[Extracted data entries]
## START

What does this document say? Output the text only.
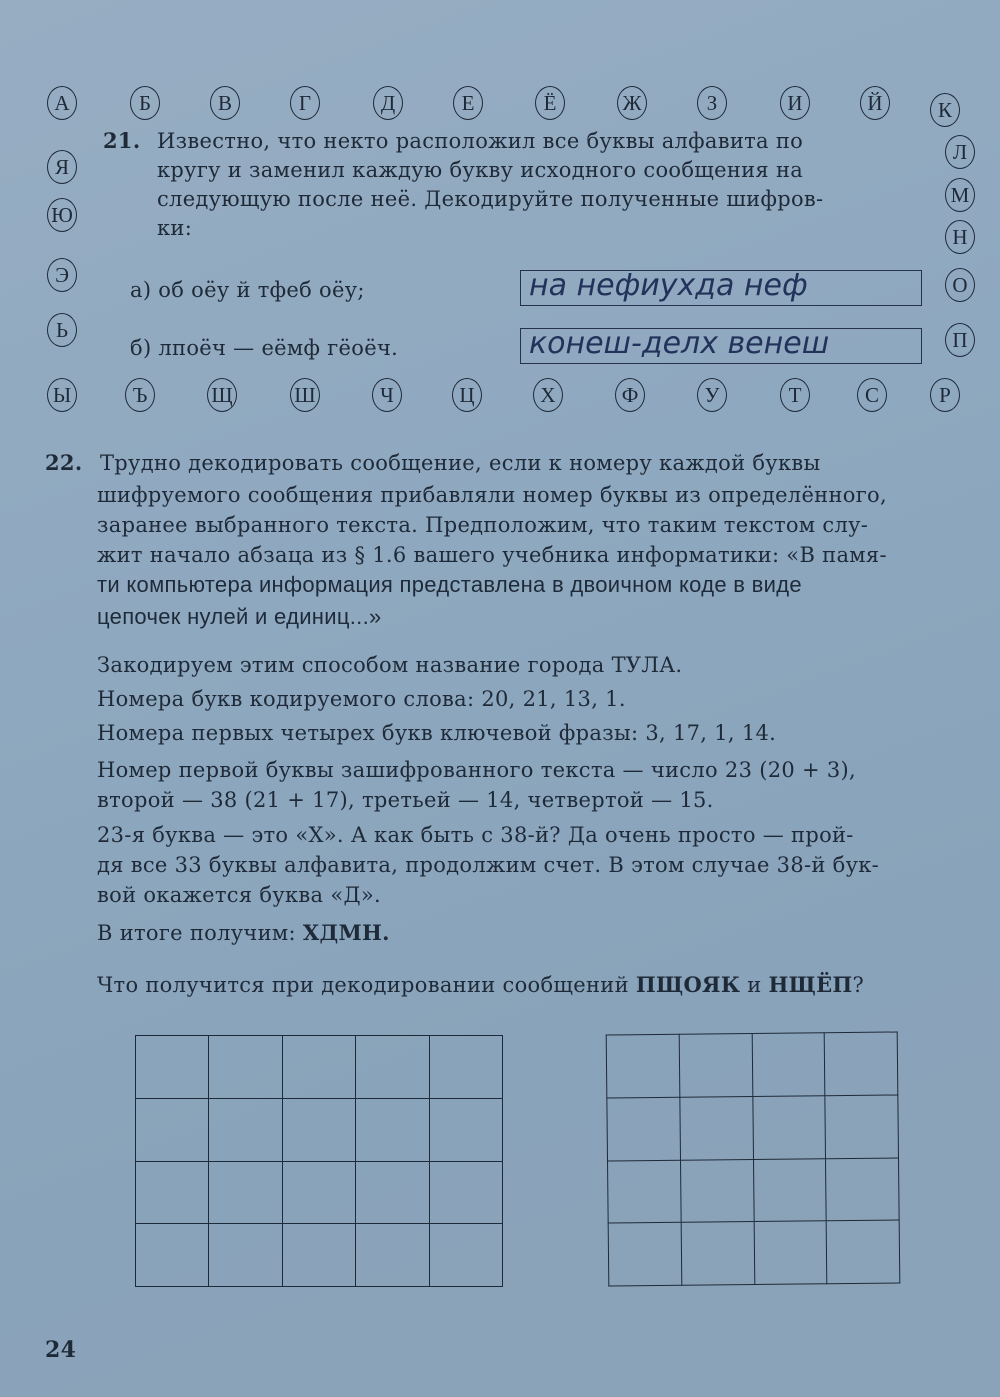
А	Б	В	Г	Д	Е	Ё	Ж	З	И	Й	К
Л
М
Н
О
П
Р
С
Т
У
Ф
Х
Ц
Ч
Ш
Щ
Ъ
Ы
Ь
Э
Ю
Я
21. Известно, что некто расположил все буквы алфавита по
кругу и заменил каждую букву исходного сообщения на
следующую после неё. Декодируйте полученные шифров-
ки:
а) об оёу й тфеб оёу;	на нефиухда неф
б) лпоёч — еёмф гёоёч.	конеш-делх венеш
22. Трудно декодировать сообщение, если к номеру каждой буквы
шифруемого сообщения прибавляли номер буквы из определённого,
заранее выбранного текста. Предположим, что таким текстом слу-
жит начало абзаца из § 1.6 вашего учебника информатики: «В памя-
ти компьютера информация представлена в двоичном коде в виде
цепочек нулей и единиц...»
Закодируем этим способом название города ТУЛА.
Номера букв кодируемого слова: 20, 21, 13, 1.
Номера первых четырех букв ключевой фразы: 3, 17, 1, 14.
Номер первой буквы зашифрованного текста — число 23 (20 + 3),
второй — 38 (21 + 17), третьей — 14, четвертой — 15.
23-я буква — это «Х». А как быть с 38-й? Да очень просто — прой-
дя все 33 буквы алфавита, продолжим счет. В этом случае 38-й бук-
вой окажется буква «Д».
В итоге получим: ХДМН.
Что получится при декодировании сообщений ПЩОЯК и НЩЁП?

24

## END

Scan the listing above and identify each line holding the string "буква"; copy every such line.

### Finished exercise
23-я буква — это «Х». А как быть с 38-й? Да очень просто — прой-
вой окажется буква «Д».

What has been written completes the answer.